Listing:

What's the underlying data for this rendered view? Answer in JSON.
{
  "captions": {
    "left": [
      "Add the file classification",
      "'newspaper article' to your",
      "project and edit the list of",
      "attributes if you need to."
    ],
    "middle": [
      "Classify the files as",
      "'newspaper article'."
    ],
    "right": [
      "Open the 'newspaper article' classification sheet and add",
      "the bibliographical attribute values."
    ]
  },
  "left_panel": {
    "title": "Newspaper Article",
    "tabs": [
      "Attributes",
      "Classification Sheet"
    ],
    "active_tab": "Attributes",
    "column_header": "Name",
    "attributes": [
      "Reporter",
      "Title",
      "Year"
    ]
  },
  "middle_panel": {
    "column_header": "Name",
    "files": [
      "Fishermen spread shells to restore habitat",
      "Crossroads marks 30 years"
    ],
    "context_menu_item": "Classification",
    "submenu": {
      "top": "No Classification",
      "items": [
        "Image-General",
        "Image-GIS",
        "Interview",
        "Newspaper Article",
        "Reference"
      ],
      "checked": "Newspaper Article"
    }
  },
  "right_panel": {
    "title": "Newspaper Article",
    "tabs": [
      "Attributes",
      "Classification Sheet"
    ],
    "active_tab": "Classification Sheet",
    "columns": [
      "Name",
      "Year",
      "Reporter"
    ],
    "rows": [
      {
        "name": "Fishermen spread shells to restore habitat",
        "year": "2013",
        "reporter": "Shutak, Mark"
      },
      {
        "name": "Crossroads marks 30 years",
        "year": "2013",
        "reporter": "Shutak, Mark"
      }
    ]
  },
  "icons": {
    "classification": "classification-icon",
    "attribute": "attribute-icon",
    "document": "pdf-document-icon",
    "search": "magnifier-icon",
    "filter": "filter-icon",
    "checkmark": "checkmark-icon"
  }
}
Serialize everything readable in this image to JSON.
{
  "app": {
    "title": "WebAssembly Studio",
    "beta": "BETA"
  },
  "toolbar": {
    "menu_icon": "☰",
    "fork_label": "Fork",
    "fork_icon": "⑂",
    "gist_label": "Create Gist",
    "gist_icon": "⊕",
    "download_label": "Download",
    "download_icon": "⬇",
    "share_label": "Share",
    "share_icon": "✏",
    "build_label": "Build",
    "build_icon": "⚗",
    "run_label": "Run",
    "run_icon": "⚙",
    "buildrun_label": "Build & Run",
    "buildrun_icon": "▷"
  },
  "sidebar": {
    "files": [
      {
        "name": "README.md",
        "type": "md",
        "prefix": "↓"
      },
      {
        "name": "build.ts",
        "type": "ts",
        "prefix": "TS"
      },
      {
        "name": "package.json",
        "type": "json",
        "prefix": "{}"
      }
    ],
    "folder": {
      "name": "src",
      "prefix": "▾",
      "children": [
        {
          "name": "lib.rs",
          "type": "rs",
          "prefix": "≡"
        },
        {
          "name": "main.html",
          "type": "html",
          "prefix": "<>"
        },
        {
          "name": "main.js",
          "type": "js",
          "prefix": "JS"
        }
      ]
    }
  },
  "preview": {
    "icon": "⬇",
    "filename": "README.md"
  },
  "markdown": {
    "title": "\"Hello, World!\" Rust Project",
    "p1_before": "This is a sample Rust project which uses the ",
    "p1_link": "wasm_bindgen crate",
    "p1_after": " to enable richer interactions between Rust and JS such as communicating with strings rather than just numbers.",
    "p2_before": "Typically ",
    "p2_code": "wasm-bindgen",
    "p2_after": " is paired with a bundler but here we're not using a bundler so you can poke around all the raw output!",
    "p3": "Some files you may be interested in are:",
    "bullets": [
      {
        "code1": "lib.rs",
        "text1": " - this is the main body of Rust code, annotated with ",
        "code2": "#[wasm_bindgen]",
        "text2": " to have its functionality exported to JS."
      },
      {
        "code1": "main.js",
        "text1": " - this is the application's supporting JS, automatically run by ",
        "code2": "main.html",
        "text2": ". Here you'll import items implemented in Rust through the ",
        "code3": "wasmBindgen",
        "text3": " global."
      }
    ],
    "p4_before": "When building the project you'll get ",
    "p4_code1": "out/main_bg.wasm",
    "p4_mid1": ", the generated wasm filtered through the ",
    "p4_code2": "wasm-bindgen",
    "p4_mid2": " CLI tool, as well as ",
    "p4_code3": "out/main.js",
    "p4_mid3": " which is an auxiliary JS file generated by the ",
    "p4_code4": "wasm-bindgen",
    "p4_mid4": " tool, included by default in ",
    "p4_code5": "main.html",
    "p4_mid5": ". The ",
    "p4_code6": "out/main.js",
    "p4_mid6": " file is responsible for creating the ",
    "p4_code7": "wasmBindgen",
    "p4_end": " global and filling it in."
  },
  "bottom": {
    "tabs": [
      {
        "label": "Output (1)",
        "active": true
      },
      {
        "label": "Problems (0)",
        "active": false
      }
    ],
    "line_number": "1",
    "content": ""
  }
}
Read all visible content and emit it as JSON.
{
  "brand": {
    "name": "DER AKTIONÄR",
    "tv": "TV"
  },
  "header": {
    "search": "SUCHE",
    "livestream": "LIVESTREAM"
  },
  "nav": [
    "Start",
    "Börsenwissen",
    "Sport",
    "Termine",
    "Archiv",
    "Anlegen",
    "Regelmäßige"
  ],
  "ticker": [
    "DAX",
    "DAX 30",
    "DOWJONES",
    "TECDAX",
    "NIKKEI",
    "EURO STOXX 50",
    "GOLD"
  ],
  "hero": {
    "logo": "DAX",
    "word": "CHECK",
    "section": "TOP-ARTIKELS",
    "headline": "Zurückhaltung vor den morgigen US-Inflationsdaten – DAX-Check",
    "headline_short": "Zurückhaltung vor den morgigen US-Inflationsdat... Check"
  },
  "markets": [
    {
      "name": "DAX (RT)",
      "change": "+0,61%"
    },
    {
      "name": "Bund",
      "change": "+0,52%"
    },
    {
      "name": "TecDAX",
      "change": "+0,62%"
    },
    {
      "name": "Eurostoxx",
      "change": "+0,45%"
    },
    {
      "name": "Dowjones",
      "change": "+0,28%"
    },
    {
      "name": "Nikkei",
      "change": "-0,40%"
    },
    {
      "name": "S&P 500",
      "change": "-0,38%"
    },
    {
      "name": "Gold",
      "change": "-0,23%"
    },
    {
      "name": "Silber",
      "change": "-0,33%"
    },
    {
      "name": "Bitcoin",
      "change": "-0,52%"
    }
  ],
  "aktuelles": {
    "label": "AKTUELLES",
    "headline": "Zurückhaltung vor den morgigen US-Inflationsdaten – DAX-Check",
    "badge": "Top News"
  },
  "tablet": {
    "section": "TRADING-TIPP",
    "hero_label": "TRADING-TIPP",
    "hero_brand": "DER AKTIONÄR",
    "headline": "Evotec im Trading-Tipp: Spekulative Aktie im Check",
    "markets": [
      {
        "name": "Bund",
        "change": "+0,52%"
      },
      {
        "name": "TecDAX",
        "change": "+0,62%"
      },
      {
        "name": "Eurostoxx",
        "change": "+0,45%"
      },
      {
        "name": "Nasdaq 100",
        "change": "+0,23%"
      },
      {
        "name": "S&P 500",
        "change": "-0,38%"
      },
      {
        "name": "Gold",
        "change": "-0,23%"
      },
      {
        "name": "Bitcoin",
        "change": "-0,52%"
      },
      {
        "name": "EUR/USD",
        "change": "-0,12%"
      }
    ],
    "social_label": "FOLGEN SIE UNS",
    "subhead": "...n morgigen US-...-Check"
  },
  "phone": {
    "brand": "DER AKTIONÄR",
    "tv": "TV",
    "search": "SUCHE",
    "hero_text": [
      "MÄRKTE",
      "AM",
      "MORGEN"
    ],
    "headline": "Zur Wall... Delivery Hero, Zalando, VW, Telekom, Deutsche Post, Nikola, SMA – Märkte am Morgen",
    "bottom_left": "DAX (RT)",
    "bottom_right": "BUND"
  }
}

Written problem:
Each line holding "wasmBindgen" must be found and copied.

Result below:
        "code3": "wasmBindgen",
    "p4_code7": "wasmBindgen",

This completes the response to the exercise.